## Input material
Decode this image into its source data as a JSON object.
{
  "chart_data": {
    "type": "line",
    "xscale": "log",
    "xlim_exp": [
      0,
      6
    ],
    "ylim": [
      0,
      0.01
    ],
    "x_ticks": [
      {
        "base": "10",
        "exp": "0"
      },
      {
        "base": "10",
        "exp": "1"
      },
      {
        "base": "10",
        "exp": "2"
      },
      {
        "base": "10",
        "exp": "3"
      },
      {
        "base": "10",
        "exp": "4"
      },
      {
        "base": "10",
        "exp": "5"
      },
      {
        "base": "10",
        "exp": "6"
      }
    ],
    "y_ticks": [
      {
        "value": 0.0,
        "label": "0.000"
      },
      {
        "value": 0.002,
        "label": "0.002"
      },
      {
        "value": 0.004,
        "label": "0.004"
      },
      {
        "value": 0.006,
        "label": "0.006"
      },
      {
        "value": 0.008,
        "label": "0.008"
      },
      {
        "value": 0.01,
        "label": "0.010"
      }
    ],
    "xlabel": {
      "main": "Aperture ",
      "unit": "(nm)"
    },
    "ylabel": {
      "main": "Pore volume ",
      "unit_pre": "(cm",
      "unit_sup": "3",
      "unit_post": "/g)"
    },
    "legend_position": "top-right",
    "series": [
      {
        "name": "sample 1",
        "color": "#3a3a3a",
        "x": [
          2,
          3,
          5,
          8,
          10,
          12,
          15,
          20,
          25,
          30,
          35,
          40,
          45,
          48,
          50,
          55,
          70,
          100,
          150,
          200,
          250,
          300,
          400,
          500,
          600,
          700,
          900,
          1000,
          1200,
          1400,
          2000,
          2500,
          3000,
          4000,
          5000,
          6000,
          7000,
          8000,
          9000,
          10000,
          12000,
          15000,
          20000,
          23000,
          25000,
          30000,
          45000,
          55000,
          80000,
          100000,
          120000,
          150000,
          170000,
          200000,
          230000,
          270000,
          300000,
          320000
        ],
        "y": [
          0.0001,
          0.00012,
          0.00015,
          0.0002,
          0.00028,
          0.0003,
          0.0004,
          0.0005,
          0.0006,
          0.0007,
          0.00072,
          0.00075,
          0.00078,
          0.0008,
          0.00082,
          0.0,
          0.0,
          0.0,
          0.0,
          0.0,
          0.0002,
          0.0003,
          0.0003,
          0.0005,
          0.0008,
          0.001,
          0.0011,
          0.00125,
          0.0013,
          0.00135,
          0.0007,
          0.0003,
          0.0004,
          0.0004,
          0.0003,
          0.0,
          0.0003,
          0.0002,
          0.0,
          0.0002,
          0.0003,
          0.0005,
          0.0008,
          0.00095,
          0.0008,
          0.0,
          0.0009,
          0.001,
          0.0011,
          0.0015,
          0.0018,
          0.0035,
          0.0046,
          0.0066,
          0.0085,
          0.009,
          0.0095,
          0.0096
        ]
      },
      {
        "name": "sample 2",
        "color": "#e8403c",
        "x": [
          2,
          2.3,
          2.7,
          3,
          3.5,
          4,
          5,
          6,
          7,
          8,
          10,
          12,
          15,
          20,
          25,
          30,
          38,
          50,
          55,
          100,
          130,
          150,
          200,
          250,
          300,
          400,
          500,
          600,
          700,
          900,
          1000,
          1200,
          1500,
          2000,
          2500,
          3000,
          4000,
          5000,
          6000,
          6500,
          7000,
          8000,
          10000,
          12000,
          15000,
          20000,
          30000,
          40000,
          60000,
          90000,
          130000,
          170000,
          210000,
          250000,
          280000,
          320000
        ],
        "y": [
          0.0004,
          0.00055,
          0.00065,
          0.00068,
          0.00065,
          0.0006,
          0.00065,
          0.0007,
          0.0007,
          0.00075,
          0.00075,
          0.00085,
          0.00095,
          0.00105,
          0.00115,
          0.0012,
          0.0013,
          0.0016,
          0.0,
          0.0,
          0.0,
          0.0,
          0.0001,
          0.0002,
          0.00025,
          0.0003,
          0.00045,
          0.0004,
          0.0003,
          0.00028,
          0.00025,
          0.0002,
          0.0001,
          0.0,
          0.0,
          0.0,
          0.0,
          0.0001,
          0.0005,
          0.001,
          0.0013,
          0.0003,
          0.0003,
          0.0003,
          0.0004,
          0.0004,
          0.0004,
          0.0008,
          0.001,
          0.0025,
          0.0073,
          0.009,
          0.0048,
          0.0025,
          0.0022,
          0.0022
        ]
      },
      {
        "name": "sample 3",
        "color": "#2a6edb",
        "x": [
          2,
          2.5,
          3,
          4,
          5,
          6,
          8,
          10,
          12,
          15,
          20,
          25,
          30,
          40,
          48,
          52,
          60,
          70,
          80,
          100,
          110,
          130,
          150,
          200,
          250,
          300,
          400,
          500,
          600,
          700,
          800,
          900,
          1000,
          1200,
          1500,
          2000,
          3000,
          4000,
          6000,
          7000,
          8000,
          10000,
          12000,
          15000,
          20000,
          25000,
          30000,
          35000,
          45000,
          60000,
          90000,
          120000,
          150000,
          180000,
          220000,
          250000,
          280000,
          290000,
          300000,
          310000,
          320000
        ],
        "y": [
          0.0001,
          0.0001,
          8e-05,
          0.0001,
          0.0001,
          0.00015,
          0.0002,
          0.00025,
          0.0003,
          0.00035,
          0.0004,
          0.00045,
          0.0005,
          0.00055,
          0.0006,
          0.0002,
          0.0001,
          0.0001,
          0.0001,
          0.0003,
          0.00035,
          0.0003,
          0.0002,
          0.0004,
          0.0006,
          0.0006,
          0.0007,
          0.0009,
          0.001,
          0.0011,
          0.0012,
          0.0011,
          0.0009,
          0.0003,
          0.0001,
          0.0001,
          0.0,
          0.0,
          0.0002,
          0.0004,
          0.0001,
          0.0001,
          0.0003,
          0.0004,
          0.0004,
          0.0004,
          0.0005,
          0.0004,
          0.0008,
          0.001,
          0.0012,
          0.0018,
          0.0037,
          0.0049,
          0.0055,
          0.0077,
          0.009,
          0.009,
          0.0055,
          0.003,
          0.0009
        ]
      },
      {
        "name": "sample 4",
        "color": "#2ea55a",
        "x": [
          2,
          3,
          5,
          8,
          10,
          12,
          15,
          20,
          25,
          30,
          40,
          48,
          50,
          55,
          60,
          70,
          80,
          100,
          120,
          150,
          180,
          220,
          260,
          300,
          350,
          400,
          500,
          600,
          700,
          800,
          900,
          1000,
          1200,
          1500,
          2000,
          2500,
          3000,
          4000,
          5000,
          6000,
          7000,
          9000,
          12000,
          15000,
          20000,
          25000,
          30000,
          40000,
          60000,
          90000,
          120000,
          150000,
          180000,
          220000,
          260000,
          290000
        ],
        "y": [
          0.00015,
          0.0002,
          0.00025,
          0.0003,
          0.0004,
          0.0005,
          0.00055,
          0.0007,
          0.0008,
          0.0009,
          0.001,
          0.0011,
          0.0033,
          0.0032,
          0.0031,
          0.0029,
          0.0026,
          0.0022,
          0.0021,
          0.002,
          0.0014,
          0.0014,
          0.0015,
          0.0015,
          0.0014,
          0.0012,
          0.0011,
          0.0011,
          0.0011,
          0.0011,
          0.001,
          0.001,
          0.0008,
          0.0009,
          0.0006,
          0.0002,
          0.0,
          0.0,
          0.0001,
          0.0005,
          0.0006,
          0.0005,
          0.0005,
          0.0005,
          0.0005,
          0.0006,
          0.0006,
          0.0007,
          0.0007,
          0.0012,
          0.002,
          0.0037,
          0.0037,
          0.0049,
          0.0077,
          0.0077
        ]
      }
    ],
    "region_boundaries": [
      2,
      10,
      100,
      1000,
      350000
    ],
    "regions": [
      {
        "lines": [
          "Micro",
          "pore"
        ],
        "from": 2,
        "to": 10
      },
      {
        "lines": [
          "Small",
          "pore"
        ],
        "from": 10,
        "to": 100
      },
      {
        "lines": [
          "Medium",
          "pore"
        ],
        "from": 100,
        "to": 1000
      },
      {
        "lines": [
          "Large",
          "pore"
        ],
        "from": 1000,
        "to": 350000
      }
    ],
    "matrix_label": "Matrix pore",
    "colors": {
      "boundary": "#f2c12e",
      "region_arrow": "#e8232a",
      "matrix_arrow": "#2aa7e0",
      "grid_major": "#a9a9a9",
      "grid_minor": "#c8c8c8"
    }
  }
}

## What you will do
Copy every line of the listing that includes the string "sample".

## The output
        "name": "sample 1",
        "name": "sample 2",
        "name": "sample 3",
        "name": "sample 4",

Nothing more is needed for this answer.